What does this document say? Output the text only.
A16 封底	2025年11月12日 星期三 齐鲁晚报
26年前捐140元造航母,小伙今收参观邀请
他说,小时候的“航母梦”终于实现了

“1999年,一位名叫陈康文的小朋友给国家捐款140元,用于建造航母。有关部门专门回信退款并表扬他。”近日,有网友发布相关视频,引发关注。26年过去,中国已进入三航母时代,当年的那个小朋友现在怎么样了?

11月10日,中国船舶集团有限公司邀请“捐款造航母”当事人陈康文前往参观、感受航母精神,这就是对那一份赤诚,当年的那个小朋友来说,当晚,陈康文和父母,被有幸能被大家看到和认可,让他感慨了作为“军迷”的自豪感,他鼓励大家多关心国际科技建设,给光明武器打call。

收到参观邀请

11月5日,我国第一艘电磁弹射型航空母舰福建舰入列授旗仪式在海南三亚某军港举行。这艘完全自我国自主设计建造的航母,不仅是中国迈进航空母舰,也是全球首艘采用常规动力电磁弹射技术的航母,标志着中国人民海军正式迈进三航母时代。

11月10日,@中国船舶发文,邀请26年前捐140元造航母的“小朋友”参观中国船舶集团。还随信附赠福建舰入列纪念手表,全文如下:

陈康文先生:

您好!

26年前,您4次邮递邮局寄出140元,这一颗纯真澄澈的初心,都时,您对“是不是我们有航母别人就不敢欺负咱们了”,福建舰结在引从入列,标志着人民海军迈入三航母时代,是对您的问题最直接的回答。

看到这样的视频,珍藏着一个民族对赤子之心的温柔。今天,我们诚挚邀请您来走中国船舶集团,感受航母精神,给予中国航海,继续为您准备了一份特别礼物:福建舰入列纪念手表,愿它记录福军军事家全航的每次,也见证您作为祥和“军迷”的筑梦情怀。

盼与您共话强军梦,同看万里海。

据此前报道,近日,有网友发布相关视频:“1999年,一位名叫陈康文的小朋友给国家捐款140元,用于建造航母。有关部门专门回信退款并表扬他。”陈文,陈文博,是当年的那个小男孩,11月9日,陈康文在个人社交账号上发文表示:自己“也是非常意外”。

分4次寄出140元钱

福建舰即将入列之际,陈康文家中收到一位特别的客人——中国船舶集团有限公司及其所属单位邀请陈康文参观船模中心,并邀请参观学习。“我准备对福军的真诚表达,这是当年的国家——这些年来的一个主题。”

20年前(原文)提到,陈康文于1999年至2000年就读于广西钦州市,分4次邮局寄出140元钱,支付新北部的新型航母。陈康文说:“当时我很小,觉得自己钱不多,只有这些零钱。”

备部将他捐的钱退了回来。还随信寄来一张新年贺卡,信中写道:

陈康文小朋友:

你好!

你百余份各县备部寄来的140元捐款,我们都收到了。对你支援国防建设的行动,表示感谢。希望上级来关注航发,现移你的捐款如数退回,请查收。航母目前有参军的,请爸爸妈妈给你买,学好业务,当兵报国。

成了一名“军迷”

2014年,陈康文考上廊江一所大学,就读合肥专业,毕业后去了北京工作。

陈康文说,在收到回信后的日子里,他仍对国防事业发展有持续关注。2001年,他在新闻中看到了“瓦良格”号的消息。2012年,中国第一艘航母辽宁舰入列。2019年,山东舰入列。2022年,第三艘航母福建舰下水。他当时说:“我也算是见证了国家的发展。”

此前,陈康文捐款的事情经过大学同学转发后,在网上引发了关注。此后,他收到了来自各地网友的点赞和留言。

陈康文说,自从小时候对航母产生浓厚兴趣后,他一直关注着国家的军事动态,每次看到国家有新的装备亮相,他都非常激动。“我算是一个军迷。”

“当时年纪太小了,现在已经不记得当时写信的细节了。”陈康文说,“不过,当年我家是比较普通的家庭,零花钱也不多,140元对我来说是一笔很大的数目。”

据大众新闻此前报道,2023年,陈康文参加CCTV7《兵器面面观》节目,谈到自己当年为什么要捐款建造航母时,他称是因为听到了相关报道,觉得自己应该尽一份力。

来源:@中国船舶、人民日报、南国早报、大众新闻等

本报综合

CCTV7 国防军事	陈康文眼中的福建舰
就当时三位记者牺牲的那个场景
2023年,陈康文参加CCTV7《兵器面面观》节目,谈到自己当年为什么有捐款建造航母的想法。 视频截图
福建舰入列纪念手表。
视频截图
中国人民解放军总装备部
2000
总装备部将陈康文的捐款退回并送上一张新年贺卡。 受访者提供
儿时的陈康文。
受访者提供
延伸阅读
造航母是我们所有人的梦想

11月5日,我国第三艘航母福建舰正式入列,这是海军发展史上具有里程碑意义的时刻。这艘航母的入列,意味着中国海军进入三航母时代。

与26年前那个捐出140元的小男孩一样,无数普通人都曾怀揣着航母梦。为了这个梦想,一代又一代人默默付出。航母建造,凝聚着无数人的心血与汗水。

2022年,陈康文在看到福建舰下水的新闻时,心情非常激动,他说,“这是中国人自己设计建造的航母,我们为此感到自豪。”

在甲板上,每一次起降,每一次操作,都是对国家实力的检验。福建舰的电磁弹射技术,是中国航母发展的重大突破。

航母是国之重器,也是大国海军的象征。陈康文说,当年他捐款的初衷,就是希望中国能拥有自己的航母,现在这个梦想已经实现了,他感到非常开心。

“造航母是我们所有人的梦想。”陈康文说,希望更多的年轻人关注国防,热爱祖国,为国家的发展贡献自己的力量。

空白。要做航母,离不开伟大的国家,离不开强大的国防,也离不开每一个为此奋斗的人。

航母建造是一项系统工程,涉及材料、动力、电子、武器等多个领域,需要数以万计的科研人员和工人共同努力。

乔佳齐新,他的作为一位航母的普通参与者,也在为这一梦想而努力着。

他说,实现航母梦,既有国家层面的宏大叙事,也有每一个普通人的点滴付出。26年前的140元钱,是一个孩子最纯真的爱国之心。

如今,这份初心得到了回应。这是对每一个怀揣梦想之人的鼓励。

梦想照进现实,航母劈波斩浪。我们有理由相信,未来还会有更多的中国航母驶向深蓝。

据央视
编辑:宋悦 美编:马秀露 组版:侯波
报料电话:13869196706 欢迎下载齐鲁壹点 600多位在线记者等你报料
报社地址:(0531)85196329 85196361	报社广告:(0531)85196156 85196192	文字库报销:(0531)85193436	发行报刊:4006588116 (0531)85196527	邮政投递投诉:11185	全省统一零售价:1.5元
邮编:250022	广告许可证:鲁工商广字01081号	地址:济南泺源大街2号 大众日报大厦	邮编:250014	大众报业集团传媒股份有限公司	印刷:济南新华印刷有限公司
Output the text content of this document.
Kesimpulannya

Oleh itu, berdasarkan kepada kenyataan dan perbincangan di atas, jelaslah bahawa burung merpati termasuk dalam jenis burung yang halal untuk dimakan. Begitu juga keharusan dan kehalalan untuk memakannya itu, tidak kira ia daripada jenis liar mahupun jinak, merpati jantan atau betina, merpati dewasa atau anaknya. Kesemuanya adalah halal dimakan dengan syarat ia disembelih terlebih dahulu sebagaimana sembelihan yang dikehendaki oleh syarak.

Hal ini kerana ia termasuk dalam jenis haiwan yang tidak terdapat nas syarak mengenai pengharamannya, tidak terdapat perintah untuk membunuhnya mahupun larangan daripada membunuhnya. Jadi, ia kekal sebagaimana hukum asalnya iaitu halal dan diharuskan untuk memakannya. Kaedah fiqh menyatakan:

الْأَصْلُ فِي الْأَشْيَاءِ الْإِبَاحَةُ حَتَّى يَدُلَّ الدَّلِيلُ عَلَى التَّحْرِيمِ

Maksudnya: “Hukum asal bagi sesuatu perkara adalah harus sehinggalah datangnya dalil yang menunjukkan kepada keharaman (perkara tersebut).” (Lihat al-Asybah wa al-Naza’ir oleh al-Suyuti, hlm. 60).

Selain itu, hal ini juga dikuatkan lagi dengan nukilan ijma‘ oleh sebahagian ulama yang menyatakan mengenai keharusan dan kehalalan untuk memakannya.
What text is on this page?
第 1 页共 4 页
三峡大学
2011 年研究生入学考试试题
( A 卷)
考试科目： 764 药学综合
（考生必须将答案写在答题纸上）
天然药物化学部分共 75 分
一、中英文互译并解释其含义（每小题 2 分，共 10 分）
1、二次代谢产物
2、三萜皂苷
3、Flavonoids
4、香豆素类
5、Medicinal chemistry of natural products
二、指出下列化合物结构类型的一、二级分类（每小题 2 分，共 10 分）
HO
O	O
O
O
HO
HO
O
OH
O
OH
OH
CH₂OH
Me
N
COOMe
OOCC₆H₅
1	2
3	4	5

# [Written task]
Quote, word for word, every line starting at the one that contains "What text is on this page?" and ending with the final line of the entries.

# [Finished task]
What text is on this page?
第 1 页共 4 页
三峡大学
2011 年研究生入学考试试题
( A 卷)
考试科目： 764 药学综合
（考生必须将答案写在答题纸上）
天然药物化学部分共 75 分
一、中英文互译并解释其含义（每小题 2 分，共 10 分）
1、二次代谢产物
2、三萜皂苷
3、Flavonoids
4、香豆素类
5、Medicinal chemistry of natural products
二、指出下列化合物结构类型的一、二级分类（每小题 2 分，共 10 分）
HO
O	O
O
O
HO
HO
O
OH
O
OH
OH
CH₂OH
Me
N
COOMe
OOCC₆H₅
1	2
3	4	5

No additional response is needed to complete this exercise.